::: Extracted records :::

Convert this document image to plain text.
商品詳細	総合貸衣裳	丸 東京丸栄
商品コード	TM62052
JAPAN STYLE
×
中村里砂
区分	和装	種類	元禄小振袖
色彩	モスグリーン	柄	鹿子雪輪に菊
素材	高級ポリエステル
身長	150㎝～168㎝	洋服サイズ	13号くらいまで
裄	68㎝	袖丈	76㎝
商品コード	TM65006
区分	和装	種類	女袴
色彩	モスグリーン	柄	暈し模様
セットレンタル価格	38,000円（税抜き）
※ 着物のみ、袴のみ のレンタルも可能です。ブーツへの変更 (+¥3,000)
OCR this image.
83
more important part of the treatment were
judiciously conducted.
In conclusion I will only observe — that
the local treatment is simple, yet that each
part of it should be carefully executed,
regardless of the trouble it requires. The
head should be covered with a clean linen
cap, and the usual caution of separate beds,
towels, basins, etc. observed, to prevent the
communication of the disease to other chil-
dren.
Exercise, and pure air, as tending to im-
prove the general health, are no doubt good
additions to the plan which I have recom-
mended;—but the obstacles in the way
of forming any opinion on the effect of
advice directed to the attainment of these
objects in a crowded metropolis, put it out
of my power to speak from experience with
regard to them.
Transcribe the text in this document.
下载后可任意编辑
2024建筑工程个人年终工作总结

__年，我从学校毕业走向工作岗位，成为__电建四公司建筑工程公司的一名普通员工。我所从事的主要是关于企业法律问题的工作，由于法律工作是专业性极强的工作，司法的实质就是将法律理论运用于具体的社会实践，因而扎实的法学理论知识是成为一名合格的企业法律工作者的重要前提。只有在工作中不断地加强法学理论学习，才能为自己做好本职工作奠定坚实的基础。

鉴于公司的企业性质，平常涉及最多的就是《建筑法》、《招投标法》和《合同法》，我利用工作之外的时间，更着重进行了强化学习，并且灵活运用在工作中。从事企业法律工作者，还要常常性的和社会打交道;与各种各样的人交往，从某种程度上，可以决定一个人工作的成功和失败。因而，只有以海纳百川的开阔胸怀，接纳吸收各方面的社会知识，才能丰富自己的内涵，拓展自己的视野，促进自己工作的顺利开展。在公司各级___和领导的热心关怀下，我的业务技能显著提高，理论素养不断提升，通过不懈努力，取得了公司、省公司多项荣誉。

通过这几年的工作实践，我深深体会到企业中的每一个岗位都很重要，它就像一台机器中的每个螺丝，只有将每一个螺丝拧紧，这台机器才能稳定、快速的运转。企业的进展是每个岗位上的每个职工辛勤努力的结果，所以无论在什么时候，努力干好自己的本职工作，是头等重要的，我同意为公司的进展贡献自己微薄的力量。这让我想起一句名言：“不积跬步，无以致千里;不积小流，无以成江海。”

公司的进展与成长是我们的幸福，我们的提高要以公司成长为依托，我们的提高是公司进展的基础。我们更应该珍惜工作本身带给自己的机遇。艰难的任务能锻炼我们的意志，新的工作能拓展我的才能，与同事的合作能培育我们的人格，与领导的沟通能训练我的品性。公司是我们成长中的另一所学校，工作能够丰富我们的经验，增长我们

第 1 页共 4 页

:::

=== Your task ===
Repeat every entry word for word.

=== Worked solution ===
Convert this document image to plain text.
商品詳細	総合貸衣裳	丸 東京丸栄
商品コード	TM62052
JAPAN STYLE
×
中村里砂
区分	和装	種類	元禄小振袖
色彩	モスグリーン	柄	鹿子雪輪に菊
素材	高級ポリエステル
身長	150㎝～168㎝	洋服サイズ	13号くらいまで
裄	68㎝	袖丈	76㎝
商品コード	TM65006
区分	和装	種類	女袴
色彩	モスグリーン	柄	暈し模様
セットレンタル価格	38,000円（税抜き）
※ 着物のみ、袴のみ のレンタルも可能です。ブーツへの変更 (+¥3,000)
OCR this image.
83
more important part of the treatment were
judiciously conducted.
In conclusion I will only observe — that
the local treatment is simple, yet that each
part of it should be carefully executed,
regardless of the trouble it requires. The
head should be covered with a clean linen
cap, and the usual caution of separate beds,
towels, basins, etc. observed, to prevent the
communication of the disease to other chil-
dren.
Exercise, and pure air, as tending to im-
prove the general health, are no doubt good
additions to the plan which I have recom-
mended;—but the obstacles in the way
of forming any opinion on the effect of
advice directed to the attainment of these
objects in a crowded metropolis, put it out
of my power to speak from experience with
regard to them.
Transcribe the text in this document.
下载后可任意编辑
2024建筑工程个人年终工作总结

__年，我从学校毕业走向工作岗位，成为__电建四公司建筑工程公司的一名普通员工。我所从事的主要是关于企业法律问题的工作，由于法律工作是专业性极强的工作，司法的实质就是将法律理论运用于具体的社会实践，因而扎实的法学理论知识是成为一名合格的企业法律工作者的重要前提。只有在工作中不断地加强法学理论学习，才能为自己做好本职工作奠定坚实的基础。

鉴于公司的企业性质，平常涉及最多的就是《建筑法》、《招投标法》和《合同法》，我利用工作之外的时间，更着重进行了强化学习，并且灵活运用在工作中。从事企业法律工作者，还要常常性的和社会打交道;与各种各样的人交往，从某种程度上，可以决定一个人工作的成功和失败。因而，只有以海纳百川的开阔胸怀，接纳吸收各方面的社会知识，才能丰富自己的内涵，拓展自己的视野，促进自己工作的顺利开展。在公司各级___和领导的热心关怀下，我的业务技能显著提高，理论素养不断提升，通过不懈努力，取得了公司、省公司多项荣誉。

通过这几年的工作实践，我深深体会到企业中的每一个岗位都很重要，它就像一台机器中的每个螺丝，只有将每一个螺丝拧紧，这台机器才能稳定、快速的运转。企业的进展是每个岗位上的每个职工辛勤努力的结果，所以无论在什么时候，努力干好自己的本职工作，是头等重要的，我同意为公司的进展贡献自己微薄的力量。这让我想起一句名言：“不积跬步，无以致千里;不积小流，无以成江海。”

公司的进展与成长是我们的幸福，我们的提高要以公司成长为依托，我们的提高是公司进展的基础。我们更应该珍惜工作本身带给自己的机遇。艰难的任务能锻炼我们的意志，新的工作能拓展我的才能，与同事的合作能培育我们的人格，与领导的沟通能训练我的品性。公司是我们成长中的另一所学校，工作能够丰富我们的经验，增长我们

第 1 页共 4 页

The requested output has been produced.